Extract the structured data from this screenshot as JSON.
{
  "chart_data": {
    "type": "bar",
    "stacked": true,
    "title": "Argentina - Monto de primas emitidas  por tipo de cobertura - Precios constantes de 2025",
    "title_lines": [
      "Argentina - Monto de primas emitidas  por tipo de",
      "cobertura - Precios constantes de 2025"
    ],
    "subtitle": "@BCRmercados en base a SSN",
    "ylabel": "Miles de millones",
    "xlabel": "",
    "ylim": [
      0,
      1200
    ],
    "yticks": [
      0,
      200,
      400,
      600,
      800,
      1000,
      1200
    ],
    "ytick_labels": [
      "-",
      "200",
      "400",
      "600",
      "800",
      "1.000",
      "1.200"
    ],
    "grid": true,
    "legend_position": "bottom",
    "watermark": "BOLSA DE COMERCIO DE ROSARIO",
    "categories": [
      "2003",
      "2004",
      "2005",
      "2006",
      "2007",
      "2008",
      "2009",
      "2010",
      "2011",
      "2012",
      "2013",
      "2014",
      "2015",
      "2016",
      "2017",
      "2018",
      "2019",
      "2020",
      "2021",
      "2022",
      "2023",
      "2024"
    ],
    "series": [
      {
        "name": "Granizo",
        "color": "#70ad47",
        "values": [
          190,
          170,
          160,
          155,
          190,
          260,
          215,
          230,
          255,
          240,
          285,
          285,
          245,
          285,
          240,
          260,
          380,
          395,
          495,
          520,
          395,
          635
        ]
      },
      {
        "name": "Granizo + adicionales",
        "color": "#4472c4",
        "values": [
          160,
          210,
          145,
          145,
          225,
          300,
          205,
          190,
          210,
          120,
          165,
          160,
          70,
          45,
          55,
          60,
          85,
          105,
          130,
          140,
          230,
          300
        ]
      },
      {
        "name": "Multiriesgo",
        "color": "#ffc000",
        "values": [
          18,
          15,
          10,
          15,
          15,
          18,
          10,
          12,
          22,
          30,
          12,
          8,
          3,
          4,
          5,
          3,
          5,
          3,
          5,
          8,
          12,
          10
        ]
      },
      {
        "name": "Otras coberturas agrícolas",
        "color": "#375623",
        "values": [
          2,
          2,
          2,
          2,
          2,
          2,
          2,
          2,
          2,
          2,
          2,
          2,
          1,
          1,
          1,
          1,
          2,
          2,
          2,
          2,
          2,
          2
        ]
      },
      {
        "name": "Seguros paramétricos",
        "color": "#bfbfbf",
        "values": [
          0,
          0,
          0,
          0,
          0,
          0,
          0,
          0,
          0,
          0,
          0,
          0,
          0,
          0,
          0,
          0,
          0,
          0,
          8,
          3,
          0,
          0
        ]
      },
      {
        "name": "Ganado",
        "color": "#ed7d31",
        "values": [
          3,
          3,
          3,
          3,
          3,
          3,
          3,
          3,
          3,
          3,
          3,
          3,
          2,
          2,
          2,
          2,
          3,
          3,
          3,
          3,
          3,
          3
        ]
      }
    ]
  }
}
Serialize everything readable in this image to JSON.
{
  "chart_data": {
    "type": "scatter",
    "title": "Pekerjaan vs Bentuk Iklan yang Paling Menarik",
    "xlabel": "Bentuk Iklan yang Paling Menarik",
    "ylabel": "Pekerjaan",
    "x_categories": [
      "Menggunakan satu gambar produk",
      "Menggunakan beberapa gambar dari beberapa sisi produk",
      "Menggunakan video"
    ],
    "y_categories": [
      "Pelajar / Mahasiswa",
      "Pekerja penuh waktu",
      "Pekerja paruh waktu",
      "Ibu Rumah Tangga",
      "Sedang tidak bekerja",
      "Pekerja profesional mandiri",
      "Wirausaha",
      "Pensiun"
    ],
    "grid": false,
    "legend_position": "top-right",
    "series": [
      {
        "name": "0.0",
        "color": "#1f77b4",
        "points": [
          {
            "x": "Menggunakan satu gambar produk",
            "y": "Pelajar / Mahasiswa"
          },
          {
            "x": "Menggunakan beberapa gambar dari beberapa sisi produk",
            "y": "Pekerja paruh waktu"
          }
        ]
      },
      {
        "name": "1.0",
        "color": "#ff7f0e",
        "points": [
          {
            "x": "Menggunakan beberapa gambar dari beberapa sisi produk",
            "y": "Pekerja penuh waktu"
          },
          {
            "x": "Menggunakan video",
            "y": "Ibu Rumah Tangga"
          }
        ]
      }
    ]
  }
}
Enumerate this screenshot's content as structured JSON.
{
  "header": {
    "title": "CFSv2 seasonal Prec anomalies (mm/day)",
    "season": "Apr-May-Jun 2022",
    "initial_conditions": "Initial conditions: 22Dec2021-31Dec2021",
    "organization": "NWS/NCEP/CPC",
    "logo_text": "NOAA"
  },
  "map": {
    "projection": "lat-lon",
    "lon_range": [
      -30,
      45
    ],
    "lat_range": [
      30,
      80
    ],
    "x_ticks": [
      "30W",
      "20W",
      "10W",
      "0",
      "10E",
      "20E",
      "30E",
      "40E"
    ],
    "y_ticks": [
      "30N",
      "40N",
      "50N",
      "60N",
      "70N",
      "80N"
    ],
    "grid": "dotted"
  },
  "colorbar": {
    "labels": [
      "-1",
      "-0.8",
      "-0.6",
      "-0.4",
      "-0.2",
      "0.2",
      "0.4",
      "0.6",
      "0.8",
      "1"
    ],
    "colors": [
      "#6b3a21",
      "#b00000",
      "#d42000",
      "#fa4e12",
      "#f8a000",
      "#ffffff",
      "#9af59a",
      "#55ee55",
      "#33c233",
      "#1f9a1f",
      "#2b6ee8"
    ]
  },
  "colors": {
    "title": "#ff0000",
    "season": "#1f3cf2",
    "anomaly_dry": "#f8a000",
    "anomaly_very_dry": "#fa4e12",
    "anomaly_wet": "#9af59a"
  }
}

---

:: Stated exercise ::
Exactly reproduce every record.

:: Solved problem ::
Extract the structured data from this screenshot as JSON.
{
  "chart_data": {
    "type": "bar",
    "stacked": true,
    "title": "Argentina - Monto de primas emitidas  por tipo de cobertura - Precios constantes de 2025",
    "title_lines": [
      "Argentina - Monto de primas emitidas  por tipo de",
      "cobertura - Precios constantes de 2025"
    ],
    "subtitle": "@BCRmercados en base a SSN",
    "ylabel": "Miles de millones",
    "xlabel": "",
    "ylim": [
      0,
      1200
    ],
    "yticks": [
      0,
      200,
      400,
      600,
      800,
      1000,
      1200
    ],
    "ytick_labels": [
      "-",
      "200",
      "400",
      "600",
      "800",
      "1.000",
      "1.200"
    ],
    "grid": true,
    "legend_position": "bottom",
    "watermark": "BOLSA DE COMERCIO DE ROSARIO",
    "categories": [
      "2003",
      "2004",
      "2005",
      "2006",
      "2007",
      "2008",
      "2009",
      "2010",
      "2011",
      "2012",
      "2013",
      "2014",
      "2015",
      "2016",
      "2017",
      "2018",
      "2019",
      "2020",
      "2021",
      "2022",
      "2023",
      "2024"
    ],
    "series": [
      {
        "name": "Granizo",
        "color": "#70ad47",
        "values": [
          190,
          170,
          160,
          155,
          190,
          260,
          215,
          230,
          255,
          240,
          285,
          285,
          245,
          285,
          240,
          260,
          380,
          395,
          495,
          520,
          395,
          635
        ]
      },
      {
        "name": "Granizo + adicionales",
        "color": "#4472c4",
        "values": [
          160,
          210,
          145,
          145,
          225,
          300,
          205,
          190,
          210,
          120,
          165,
          160,
          70,
          45,
          55,
          60,
          85,
          105,
          130,
          140,
          230,
          300
        ]
      },
      {
        "name": "Multiriesgo",
        "color": "#ffc000",
        "values": [
          18,
          15,
          10,
          15,
          15,
          18,
          10,
          12,
          22,
          30,
          12,
          8,
          3,
          4,
          5,
          3,
          5,
          3,
          5,
          8,
          12,
          10
        ]
      },
      {
        "name": "Otras coberturas agrícolas",
        "color": "#375623",
        "values": [
          2,
          2,
          2,
          2,
          2,
          2,
          2,
          2,
          2,
          2,
          2,
          2,
          1,
          1,
          1,
          1,
          2,
          2,
          2,
          2,
          2,
          2
        ]
      },
      {
        "name": "Seguros paramétricos",
        "color": "#bfbfbf",
        "values": [
          0,
          0,
          0,
          0,
          0,
          0,
          0,
          0,
          0,
          0,
          0,
          0,
          0,
          0,
          0,
          0,
          0,
          0,
          8,
          3,
          0,
          0
        ]
      },
      {
        "name": "Ganado",
        "color": "#ed7d31",
        "values": [
          3,
          3,
          3,
          3,
          3,
          3,
          3,
          3,
          3,
          3,
          3,
          3,
          2,
          2,
          2,
          2,
          3,
          3,
          3,
          3,
          3,
          3
        ]
      }
    ]
  }
}
Serialize everything readable in this image to JSON.
{
  "chart_data": {
    "type": "scatter",
    "title": "Pekerjaan vs Bentuk Iklan yang Paling Menarik",
    "xlabel": "Bentuk Iklan yang Paling Menarik",
    "ylabel": "Pekerjaan",
    "x_categories": [
      "Menggunakan satu gambar produk",
      "Menggunakan beberapa gambar dari beberapa sisi produk",
      "Menggunakan video"
    ],
    "y_categories": [
      "Pelajar / Mahasiswa",
      "Pekerja penuh waktu",
      "Pekerja paruh waktu",
      "Ibu Rumah Tangga",
      "Sedang tidak bekerja",
      "Pekerja profesional mandiri",
      "Wirausaha",
      "Pensiun"
    ],
    "grid": false,
    "legend_position": "top-right",
    "series": [
      {
        "name": "0.0",
        "color": "#1f77b4",
        "points": [
          {
            "x": "Menggunakan satu gambar produk",
            "y": "Pelajar / Mahasiswa"
          },
          {
            "x": "Menggunakan beberapa gambar dari beberapa sisi produk",
            "y": "Pekerja paruh waktu"
          }
        ]
      },
      {
        "name": "1.0",
        "color": "#ff7f0e",
        "points": [
          {
            "x": "Menggunakan beberapa gambar dari beberapa sisi produk",
            "y": "Pekerja penuh waktu"
          },
          {
            "x": "Menggunakan video",
            "y": "Ibu Rumah Tangga"
          }
        ]
      }
    ]
  }
}
Enumerate this screenshot's content as structured JSON.
{
  "header": {
    "title": "CFSv2 seasonal Prec anomalies (mm/day)",
    "season": "Apr-May-Jun 2022",
    "initial_conditions": "Initial conditions: 22Dec2021-31Dec2021",
    "organization": "NWS/NCEP/CPC",
    "logo_text": "NOAA"
  },
  "map": {
    "projection": "lat-lon",
    "lon_range": [
      -30,
      45
    ],
    "lat_range": [
      30,
      80
    ],
    "x_ticks": [
      "30W",
      "20W",
      "10W",
      "0",
      "10E",
      "20E",
      "30E",
      "40E"
    ],
    "y_ticks": [
      "30N",
      "40N",
      "50N",
      "60N",
      "70N",
      "80N"
    ],
    "grid": "dotted"
  },
  "colorbar": {
    "labels": [
      "-1",
      "-0.8",
      "-0.6",
      "-0.4",
      "-0.2",
      "0.2",
      "0.4",
      "0.6",
      "0.8",
      "1"
    ],
    "colors": [
      "#6b3a21",
      "#b00000",
      "#d42000",
      "#fa4e12",
      "#f8a000",
      "#ffffff",
      "#9af59a",
      "#55ee55",
      "#33c233",
      "#1f9a1f",
      "#2b6ee8"
    ]
  },
  "colors": {
    "title": "#ff0000",
    "season": "#1f3cf2",
    "anomaly_dry": "#f8a000",
    "anomaly_very_dry": "#fa4e12",
    "anomaly_wet": "#9af59a"
  }
}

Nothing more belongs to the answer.